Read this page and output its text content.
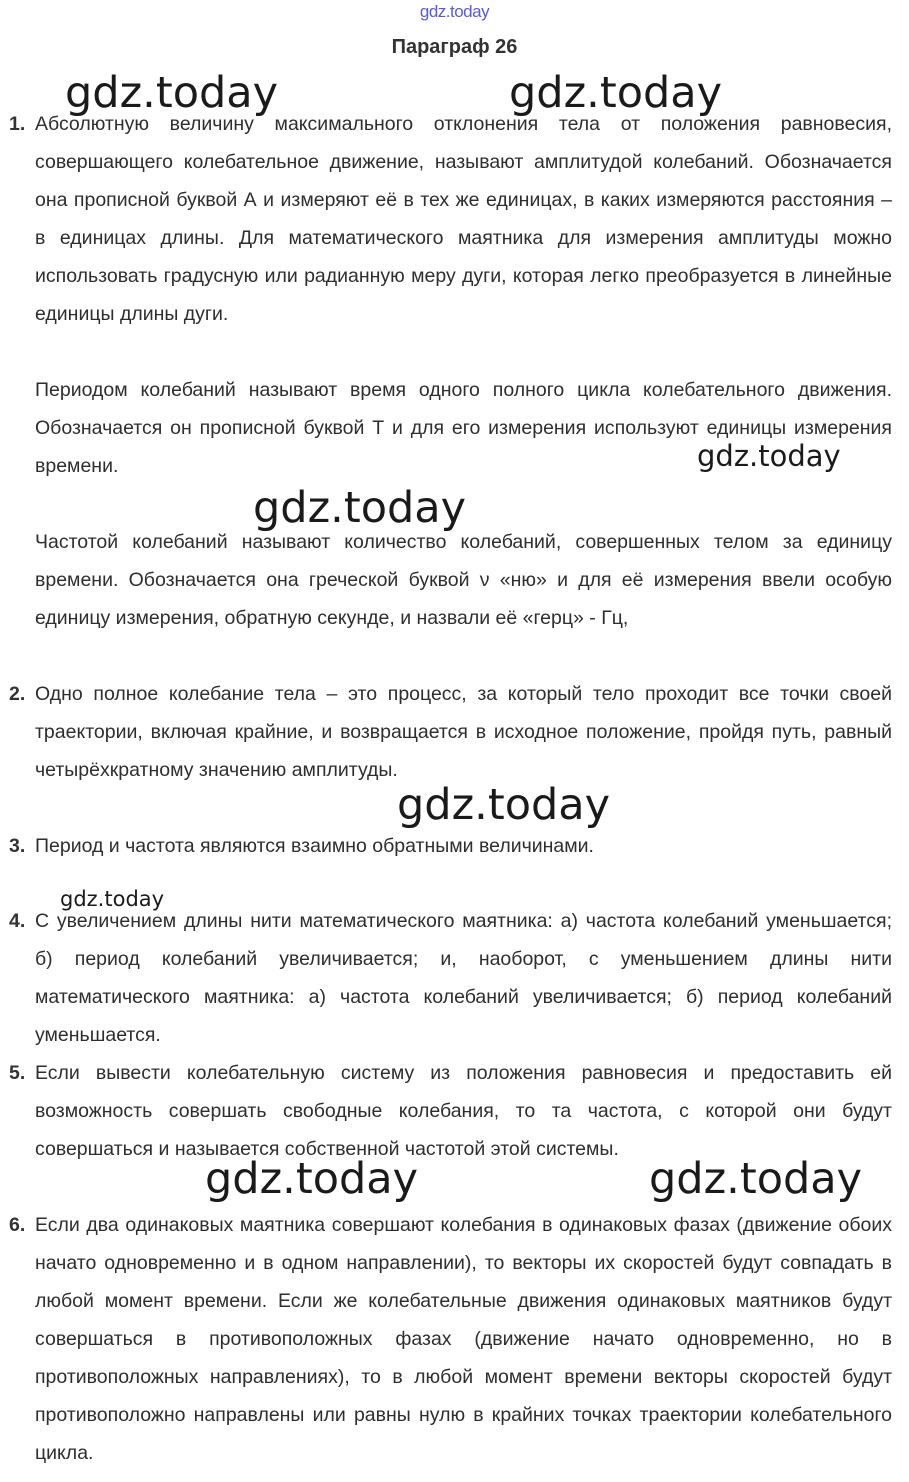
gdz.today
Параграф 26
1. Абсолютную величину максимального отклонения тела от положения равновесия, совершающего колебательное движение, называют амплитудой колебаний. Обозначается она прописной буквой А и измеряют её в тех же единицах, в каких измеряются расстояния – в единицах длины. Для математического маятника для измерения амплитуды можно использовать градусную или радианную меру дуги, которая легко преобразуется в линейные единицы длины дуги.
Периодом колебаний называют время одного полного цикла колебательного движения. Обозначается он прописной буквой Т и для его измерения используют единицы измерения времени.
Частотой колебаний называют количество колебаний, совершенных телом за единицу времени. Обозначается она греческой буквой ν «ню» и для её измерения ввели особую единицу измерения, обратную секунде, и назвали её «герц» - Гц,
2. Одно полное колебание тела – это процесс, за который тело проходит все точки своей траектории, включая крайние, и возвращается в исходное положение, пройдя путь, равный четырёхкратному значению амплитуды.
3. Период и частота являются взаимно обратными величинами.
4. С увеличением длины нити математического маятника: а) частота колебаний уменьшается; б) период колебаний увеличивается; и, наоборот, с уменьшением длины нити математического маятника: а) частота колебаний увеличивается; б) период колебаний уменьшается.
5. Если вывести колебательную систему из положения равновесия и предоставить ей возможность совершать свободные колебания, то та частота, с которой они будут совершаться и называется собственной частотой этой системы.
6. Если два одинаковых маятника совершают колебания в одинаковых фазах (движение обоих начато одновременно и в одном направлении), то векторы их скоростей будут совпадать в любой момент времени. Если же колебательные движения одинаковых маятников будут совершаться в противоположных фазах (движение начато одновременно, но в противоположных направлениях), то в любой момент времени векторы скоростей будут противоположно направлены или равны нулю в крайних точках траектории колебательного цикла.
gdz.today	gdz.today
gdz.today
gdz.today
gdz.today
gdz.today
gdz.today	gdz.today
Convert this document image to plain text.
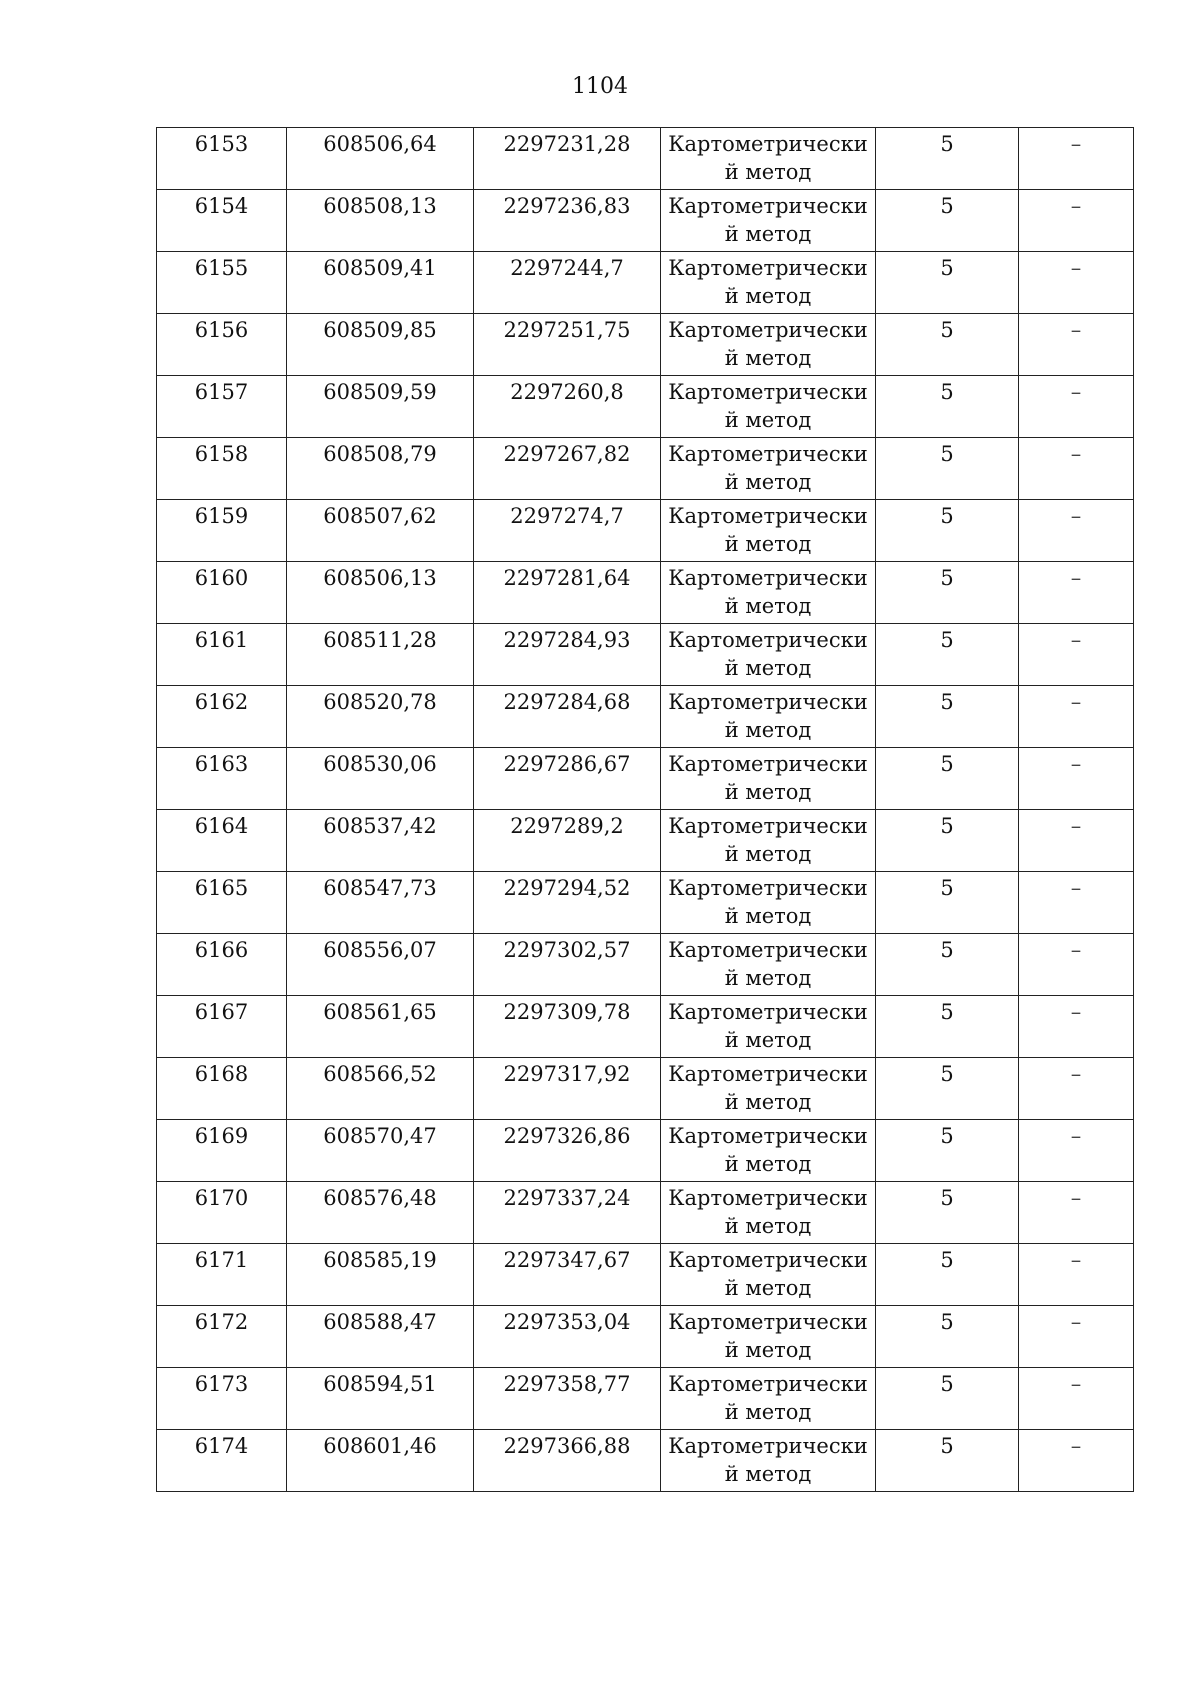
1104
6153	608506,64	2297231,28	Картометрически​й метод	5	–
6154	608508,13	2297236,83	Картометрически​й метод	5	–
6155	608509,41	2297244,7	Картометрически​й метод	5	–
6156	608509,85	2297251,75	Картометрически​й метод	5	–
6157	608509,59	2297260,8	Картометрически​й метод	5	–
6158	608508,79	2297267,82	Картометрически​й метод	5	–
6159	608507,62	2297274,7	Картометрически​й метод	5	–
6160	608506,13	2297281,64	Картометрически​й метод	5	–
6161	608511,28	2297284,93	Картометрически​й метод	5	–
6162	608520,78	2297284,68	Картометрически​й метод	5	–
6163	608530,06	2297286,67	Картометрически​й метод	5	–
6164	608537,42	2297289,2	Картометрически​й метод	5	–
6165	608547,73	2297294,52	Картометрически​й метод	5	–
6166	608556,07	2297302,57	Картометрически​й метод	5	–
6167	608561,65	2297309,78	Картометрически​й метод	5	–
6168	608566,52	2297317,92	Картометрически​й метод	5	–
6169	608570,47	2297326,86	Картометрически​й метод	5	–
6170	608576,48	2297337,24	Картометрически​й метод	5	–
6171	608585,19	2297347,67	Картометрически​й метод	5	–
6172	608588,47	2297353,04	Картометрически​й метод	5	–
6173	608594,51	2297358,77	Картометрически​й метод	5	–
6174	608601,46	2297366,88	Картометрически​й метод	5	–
::::::
◆ INSTRUCTION:
Find the word "измерения" in the material, then list each line that holds it.

◆ RESPONSE FOR THIS EXERCISE:
1. Абсолютную величину максимального отклонения тела от положения равновесия, совершающего колебательное движение, называют амплитудой колебаний. Обозначается она прописной буквой А и измеряют её в тех же единицах, в каких измеряются расстояния – в единицах длины. Для математического маятника для измерения амплитуды можно использовать градусную или радианную меру дуги, которая легко преобразуется в линейные единицы длины дуги.
Периодом колебаний называют время одного полного цикла колебательного движения. Обозначается он прописной буквой Т и для его измерения используют единицы измерения времени.
Частотой колебаний называют количество колебаний, совершенных телом за единицу времени. Обозначается она греческой буквой ν «ню» и для её измерения ввели особую единицу измерения, обратную секунде, и назвали её «герц» - Гц,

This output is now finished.